Exercise aim:
Write out each line that follows exactly as it stands, without the pictures.

Provided entries:
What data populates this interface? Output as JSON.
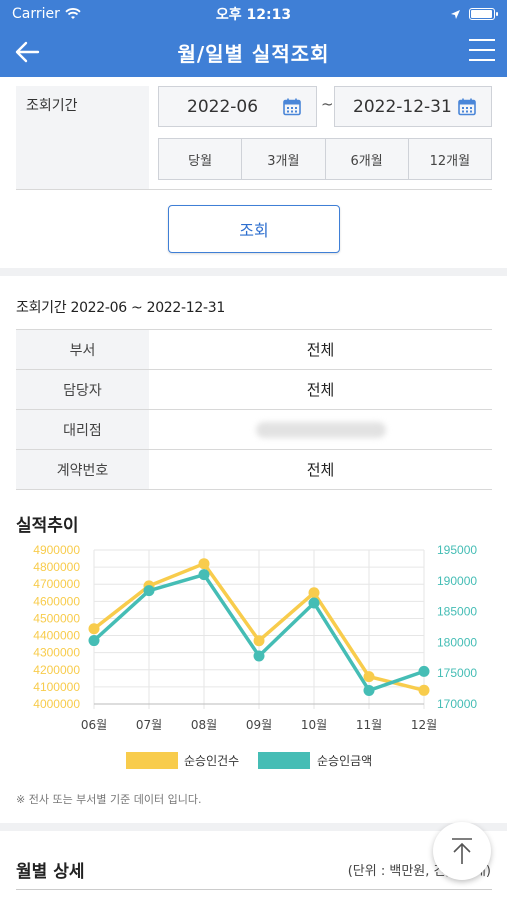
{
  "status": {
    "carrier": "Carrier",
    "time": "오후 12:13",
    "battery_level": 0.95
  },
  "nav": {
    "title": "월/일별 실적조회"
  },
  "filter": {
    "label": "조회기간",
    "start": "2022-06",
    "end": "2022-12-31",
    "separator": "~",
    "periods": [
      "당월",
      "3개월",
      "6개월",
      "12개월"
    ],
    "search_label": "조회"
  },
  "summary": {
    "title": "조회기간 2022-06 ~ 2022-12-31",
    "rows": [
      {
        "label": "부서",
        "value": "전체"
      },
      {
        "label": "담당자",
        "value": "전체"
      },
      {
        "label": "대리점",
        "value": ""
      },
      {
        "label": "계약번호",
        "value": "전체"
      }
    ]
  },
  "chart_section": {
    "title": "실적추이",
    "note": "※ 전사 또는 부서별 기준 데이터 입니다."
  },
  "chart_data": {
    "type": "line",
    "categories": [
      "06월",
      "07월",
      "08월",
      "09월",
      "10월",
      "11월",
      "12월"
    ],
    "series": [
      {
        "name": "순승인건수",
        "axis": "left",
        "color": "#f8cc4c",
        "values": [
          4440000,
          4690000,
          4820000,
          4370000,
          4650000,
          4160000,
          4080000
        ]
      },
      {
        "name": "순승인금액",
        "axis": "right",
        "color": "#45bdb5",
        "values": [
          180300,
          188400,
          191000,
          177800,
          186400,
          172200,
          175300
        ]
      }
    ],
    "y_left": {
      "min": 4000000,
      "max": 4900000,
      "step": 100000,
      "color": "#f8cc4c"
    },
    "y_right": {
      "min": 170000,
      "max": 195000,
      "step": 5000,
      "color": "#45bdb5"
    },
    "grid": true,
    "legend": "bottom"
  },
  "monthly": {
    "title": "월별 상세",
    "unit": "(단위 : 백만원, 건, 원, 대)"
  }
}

Full answer:
What data populates this interface? Output as JSON.
{
  "status": {
    "carrier": "Carrier",
    "time": "오후 12:13",
    "battery_level": 0.95
  },
  "nav": {
    "title": "월/일별 실적조회"
  },
  "filter": {
    "label": "조회기간",
    "start": "2022-06",
    "end": "2022-12-31",
    "separator": "~",
    "periods": [
      "당월",
      "3개월",
      "6개월",
      "12개월"
    ],
    "search_label": "조회"
  },
  "summary": {
    "title": "조회기간 2022-06 ~ 2022-12-31",
    "rows": [
      {
        "label": "부서",
        "value": "전체"
      },
      {
        "label": "담당자",
        "value": "전체"
      },
      {
        "label": "대리점",
        "value": ""
      },
      {
        "label": "계약번호",
        "value": "전체"
      }
    ]
  },
  "chart_section": {
    "title": "실적추이",
    "note": "※ 전사 또는 부서별 기준 데이터 입니다."
  },
  "chart_data": {
    "type": "line",
    "categories": [
      "06월",
      "07월",
      "08월",
      "09월",
      "10월",
      "11월",
      "12월"
    ],
    "series": [
      {
        "name": "순승인건수",
        "axis": "left",
        "color": "#f8cc4c",
        "values": [
          4440000,
          4690000,
          4820000,
          4370000,
          4650000,
          4160000,
          4080000
        ]
      },
      {
        "name": "순승인금액",
        "axis": "right",
        "color": "#45bdb5",
        "values": [
          180300,
          188400,
          191000,
          177800,
          186400,
          172200,
          175300
        ]
      }
    ],
    "y_left": {
      "min": 4000000,
      "max": 4900000,
      "step": 100000,
      "color": "#f8cc4c"
    },
    "y_right": {
      "min": 170000,
      "max": 195000,
      "step": 5000,
      "color": "#45bdb5"
    },
    "grid": true,
    "legend": "bottom"
  },
  "monthly": {
    "title": "월별 상세",
    "unit": "(단위 : 백만원, 건, 원, 대)"
  }
}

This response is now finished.